Your task :: Check every line of the material below for the string "this", and return the ones that have it.

-.-.-

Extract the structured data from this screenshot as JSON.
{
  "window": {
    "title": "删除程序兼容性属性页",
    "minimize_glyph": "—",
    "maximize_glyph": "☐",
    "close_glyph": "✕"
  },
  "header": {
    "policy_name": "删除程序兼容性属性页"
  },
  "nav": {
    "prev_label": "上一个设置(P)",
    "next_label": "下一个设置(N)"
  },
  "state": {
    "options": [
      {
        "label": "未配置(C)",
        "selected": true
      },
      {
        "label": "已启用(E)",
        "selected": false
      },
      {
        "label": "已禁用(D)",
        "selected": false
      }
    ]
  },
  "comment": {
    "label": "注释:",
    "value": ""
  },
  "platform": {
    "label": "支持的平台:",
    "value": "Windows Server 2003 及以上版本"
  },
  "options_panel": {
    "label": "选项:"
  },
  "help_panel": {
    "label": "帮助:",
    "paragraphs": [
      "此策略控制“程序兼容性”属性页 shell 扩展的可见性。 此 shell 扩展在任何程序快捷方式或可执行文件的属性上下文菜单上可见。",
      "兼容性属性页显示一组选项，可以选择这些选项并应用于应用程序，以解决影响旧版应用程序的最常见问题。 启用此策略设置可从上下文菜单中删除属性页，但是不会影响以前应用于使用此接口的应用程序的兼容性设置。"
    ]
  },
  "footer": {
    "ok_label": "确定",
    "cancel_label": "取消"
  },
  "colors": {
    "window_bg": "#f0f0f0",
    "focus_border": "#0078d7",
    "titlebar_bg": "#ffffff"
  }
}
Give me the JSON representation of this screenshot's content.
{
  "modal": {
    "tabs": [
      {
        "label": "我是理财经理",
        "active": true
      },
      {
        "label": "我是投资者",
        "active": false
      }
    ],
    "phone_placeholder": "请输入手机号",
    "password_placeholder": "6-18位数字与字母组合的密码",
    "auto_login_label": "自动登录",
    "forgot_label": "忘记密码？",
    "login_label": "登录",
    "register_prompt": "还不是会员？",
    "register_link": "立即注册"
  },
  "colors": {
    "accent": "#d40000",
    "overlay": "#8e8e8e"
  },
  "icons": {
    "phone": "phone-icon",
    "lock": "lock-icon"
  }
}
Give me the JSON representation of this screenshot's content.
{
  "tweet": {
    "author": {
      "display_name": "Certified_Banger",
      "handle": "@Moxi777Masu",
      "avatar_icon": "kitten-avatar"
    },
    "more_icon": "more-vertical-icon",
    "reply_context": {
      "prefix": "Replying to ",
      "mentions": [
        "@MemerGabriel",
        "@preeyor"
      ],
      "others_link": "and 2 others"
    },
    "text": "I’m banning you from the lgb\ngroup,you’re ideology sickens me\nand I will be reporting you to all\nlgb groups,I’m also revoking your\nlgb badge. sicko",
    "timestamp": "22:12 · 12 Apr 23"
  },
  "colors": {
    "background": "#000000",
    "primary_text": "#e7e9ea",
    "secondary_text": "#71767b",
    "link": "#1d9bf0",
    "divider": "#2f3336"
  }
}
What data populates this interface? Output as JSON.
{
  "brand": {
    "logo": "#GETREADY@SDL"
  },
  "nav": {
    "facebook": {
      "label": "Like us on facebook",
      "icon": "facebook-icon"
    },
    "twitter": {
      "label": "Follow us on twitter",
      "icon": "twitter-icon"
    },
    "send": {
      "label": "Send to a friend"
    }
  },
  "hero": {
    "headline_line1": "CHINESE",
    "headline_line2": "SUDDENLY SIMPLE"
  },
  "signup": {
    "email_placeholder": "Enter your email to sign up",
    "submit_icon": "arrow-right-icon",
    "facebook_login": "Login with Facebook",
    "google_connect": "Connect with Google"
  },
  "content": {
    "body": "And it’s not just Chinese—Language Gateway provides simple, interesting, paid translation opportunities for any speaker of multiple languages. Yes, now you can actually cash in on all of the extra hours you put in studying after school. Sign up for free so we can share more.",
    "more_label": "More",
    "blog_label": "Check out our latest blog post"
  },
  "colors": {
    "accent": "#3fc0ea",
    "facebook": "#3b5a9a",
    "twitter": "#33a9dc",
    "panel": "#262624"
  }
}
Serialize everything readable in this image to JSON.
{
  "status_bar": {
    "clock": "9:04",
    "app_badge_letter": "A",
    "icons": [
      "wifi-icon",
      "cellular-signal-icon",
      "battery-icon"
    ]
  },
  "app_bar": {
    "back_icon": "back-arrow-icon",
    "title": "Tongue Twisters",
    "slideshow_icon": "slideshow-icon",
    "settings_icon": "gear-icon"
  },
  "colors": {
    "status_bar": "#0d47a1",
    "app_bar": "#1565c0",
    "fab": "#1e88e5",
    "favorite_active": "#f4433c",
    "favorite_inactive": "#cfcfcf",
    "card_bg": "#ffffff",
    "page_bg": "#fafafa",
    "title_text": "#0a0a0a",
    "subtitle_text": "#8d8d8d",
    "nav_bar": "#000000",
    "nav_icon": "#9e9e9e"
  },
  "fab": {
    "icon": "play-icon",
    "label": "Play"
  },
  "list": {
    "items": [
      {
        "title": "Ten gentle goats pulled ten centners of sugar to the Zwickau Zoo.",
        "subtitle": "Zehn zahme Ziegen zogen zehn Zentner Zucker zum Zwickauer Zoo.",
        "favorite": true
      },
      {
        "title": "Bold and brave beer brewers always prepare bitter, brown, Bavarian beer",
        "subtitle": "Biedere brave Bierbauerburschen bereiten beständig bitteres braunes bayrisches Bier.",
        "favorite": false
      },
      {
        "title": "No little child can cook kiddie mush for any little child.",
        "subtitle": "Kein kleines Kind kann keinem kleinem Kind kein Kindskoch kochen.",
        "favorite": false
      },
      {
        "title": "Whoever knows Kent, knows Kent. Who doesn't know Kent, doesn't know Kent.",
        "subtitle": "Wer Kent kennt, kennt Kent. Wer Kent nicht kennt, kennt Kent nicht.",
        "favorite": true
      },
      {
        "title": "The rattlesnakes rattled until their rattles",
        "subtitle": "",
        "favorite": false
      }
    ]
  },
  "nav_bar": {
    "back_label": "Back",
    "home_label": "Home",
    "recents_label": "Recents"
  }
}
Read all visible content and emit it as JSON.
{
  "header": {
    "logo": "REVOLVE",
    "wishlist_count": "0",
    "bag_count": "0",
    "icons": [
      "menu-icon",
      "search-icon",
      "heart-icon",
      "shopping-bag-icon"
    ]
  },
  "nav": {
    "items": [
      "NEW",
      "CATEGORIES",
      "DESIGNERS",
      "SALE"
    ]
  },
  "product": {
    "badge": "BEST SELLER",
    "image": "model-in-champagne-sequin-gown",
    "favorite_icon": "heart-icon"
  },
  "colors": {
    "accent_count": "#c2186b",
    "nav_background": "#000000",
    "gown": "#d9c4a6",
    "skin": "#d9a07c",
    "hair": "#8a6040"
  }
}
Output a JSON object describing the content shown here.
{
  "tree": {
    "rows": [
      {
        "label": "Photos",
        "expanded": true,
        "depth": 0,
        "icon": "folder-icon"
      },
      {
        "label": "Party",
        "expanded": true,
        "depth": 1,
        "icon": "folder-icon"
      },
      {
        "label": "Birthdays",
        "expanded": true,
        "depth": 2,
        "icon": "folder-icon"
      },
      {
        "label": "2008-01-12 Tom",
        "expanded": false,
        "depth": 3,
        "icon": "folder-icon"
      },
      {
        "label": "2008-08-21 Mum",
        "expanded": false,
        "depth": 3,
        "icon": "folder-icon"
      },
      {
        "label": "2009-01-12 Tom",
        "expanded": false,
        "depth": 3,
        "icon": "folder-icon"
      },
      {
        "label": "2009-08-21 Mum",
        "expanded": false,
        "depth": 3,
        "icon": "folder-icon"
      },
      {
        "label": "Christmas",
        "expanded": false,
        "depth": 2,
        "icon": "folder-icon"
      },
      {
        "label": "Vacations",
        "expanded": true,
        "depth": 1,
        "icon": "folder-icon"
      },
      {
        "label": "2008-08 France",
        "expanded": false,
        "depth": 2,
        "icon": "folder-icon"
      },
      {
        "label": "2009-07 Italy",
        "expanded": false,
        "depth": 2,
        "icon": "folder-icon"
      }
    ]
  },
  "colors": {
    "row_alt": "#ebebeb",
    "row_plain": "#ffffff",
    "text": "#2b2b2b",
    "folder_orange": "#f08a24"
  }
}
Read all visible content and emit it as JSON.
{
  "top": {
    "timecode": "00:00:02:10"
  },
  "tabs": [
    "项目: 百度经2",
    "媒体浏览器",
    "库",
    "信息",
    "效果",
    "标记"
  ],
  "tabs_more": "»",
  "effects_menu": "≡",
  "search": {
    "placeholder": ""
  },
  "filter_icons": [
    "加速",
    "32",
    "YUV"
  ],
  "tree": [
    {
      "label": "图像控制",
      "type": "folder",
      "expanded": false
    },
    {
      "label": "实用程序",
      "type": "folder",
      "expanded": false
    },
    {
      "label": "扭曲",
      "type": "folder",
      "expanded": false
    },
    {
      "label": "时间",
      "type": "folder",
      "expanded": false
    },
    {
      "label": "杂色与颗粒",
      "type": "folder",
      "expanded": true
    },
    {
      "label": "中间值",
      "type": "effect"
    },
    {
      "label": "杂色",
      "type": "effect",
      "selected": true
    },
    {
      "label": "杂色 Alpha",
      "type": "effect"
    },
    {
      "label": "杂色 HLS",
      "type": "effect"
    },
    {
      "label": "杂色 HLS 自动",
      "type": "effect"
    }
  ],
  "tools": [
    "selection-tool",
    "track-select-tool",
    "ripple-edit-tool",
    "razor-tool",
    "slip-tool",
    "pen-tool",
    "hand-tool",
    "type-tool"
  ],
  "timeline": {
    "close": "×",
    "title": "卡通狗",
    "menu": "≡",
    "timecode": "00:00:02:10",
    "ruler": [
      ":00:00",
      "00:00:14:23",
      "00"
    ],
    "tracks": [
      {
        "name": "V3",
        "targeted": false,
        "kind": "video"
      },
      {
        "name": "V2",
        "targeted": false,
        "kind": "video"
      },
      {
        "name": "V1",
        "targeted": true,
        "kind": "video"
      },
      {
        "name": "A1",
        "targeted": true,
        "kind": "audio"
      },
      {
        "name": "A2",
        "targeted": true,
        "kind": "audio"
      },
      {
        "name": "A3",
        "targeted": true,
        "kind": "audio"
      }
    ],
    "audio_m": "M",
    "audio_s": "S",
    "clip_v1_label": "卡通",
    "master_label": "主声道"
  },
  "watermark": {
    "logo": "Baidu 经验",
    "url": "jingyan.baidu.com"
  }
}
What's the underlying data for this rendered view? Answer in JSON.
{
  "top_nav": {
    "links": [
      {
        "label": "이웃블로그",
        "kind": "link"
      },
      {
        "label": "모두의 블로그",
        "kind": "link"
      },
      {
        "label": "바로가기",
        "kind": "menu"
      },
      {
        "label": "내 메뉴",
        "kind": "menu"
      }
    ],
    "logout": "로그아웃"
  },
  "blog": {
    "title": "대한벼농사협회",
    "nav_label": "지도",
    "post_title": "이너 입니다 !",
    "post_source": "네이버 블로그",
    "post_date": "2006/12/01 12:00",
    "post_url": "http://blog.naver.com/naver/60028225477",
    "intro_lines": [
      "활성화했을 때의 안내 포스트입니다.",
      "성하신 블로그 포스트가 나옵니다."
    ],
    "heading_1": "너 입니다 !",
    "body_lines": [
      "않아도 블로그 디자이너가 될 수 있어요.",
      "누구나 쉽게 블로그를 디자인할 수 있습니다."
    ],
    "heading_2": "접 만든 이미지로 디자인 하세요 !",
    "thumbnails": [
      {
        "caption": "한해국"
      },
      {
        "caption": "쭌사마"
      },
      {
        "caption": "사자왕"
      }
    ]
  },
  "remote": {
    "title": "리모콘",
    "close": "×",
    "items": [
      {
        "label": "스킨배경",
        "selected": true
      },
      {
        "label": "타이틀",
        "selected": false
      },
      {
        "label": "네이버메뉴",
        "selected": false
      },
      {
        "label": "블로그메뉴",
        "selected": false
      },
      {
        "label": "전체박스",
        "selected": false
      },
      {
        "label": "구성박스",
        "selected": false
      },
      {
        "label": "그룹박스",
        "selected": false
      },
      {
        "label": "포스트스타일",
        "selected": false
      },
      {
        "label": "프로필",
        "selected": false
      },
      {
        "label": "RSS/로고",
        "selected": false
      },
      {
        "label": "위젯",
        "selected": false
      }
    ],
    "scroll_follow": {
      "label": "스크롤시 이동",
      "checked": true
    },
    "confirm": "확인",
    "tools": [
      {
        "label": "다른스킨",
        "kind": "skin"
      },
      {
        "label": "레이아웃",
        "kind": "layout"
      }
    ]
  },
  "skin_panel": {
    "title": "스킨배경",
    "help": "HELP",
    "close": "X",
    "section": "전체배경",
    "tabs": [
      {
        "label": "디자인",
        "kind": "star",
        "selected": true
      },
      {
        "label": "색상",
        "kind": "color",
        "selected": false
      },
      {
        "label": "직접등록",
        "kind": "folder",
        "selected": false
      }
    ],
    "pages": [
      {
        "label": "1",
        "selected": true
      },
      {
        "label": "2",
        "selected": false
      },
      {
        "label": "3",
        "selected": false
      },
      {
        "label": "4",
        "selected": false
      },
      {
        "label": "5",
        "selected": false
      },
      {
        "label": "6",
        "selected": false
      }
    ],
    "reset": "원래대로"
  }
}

-.-.-

Reply to the exercise ::
Extract the structured data from this screenshot as JSON.
Give me the JSON representation of this screenshot's content.
Give me the JSON representation of this screenshot's content.
What data populates this interface? Output as JSON.
Serialize everything readable in this image to JSON.
What's the underlying data for this rendered view? Answer in JSON.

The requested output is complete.